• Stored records
** Begin **
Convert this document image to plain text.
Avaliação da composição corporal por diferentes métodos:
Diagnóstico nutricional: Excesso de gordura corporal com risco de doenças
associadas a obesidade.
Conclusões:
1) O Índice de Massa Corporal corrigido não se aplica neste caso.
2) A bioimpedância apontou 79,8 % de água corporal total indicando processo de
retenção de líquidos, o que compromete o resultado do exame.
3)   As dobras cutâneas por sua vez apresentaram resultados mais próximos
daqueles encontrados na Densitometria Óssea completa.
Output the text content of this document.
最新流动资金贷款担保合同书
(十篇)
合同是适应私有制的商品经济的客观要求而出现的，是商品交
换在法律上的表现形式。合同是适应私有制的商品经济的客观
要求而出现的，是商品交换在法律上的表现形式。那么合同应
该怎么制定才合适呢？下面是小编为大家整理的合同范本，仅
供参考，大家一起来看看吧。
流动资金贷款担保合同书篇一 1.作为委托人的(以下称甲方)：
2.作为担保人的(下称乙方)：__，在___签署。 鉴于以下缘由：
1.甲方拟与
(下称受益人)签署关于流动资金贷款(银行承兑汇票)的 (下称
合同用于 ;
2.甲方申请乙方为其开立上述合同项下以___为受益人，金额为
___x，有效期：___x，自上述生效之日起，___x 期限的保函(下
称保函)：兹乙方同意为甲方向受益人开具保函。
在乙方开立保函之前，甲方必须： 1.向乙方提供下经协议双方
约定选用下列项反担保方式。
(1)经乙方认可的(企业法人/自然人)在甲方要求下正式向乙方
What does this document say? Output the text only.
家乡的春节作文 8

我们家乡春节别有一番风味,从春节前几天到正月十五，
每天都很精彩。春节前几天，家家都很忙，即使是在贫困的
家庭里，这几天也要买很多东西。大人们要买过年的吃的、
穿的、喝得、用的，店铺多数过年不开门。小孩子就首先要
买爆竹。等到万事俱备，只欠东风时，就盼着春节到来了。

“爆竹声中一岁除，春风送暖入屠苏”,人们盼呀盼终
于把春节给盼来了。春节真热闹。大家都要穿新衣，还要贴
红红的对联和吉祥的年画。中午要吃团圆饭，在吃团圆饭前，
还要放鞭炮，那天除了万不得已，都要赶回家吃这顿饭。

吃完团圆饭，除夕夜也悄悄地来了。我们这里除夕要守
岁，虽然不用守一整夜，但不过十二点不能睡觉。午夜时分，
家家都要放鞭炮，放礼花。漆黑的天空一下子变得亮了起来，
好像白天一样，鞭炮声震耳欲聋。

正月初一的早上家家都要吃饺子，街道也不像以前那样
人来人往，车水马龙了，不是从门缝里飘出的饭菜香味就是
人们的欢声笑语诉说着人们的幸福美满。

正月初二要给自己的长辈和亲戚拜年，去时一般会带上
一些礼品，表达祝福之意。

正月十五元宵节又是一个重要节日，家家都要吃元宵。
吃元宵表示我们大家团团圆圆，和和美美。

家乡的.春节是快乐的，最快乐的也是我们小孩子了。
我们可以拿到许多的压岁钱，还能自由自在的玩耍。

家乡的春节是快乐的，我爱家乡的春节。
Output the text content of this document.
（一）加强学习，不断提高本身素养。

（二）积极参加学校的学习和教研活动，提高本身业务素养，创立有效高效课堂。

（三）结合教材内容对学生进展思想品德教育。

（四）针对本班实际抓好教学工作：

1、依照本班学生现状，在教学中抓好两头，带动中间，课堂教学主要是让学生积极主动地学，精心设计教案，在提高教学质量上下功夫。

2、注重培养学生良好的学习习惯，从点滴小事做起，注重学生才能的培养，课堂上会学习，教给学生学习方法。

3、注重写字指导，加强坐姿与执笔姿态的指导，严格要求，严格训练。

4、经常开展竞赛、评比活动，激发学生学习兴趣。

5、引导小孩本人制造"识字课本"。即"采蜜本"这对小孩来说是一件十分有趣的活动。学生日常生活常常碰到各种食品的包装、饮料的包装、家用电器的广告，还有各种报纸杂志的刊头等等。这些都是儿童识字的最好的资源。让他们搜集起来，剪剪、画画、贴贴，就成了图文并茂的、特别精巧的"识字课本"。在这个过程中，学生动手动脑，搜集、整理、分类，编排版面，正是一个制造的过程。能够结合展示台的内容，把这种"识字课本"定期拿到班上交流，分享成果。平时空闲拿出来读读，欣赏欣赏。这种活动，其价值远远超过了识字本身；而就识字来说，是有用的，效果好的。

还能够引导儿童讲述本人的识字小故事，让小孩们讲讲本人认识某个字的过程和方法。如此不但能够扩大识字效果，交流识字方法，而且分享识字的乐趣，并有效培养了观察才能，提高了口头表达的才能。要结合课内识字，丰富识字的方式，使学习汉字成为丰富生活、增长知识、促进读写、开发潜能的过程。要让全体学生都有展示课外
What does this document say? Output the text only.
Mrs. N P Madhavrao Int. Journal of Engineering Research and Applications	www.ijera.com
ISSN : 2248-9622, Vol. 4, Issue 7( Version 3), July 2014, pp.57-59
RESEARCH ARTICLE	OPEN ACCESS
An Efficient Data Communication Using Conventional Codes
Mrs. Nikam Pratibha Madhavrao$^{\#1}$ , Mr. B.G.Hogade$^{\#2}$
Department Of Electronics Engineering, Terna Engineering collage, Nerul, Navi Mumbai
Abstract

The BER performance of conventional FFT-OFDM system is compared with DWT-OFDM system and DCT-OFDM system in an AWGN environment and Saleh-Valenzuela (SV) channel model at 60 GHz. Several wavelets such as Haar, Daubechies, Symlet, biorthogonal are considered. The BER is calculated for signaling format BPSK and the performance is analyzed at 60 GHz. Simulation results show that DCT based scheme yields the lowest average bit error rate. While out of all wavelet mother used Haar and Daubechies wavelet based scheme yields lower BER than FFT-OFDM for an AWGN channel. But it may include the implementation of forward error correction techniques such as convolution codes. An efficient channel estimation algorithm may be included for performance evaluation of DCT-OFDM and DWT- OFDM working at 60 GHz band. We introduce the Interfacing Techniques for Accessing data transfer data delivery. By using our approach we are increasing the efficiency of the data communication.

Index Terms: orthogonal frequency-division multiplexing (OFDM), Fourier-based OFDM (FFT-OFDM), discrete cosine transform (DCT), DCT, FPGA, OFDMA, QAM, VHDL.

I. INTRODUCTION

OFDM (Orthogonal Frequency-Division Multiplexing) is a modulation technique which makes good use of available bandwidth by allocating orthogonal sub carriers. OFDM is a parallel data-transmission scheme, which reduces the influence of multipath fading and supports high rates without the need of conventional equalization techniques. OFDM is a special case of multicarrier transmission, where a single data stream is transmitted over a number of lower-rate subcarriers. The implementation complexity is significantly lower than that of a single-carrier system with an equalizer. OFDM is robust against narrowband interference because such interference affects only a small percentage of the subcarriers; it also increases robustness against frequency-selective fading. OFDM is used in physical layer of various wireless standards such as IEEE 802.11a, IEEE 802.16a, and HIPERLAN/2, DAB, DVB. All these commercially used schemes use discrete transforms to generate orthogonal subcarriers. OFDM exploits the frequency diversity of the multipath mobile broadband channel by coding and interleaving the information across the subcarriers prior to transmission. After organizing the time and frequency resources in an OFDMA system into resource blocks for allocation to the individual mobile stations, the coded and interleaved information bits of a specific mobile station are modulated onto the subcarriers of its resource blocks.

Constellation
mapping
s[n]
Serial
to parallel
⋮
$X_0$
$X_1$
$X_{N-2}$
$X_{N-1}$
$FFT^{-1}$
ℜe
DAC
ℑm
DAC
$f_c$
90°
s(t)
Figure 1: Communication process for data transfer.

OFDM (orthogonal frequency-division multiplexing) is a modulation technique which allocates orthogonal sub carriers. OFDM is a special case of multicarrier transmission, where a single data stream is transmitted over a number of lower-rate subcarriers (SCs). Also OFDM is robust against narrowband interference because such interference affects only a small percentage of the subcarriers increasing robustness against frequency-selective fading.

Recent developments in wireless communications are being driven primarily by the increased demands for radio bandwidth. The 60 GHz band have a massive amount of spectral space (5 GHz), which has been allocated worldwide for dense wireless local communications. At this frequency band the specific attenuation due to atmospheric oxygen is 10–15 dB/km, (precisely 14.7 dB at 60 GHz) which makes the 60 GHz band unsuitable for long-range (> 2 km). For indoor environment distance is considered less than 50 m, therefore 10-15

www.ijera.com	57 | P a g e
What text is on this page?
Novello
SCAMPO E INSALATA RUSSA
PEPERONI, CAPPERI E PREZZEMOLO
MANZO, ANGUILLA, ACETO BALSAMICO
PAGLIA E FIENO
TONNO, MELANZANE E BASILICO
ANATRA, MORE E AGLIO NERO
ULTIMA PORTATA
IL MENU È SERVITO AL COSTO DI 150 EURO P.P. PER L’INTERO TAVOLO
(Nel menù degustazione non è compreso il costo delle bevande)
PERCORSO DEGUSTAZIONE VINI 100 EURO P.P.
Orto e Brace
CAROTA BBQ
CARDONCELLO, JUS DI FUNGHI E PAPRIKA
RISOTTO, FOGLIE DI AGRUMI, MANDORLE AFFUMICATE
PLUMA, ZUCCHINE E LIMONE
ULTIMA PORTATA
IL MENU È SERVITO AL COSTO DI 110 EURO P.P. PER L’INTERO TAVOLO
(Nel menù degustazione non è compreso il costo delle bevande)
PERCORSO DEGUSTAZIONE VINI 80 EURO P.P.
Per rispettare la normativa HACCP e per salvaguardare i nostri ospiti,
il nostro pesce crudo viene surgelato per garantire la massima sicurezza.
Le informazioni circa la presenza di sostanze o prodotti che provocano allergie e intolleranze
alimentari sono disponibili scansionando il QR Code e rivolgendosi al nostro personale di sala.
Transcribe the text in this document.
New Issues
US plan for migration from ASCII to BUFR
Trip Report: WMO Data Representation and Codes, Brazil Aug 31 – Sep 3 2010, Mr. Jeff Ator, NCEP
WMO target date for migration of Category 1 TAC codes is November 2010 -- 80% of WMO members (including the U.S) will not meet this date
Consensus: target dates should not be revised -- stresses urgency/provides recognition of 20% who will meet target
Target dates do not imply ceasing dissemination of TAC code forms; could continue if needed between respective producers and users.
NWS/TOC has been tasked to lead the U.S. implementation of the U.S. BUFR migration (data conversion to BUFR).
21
** End **
• Exercise prompt
Return exactly, and only, the line containing "Transcribe the text in this document." and every line after it through the end of the material.

• Response below
Transcribe the text in this document.
New Issues
US plan for migration from ASCII to BUFR
Trip Report: WMO Data Representation and Codes, Brazil Aug 31 – Sep 3 2010, Mr. Jeff Ator, NCEP
WMO target date for migration of Category 1 TAC codes is November 2010 -- 80% of WMO members (including the U.S) will not meet this date
Consensus: target dates should not be revised -- stresses urgency/provides recognition of 20% who will meet target
Target dates do not imply ceasing dissemination of TAC code forms; could continue if needed between respective producers and users.
NWS/TOC has been tasked to lead the U.S. implementation of the U.S. BUFR migration (data conversion to BUFR).
21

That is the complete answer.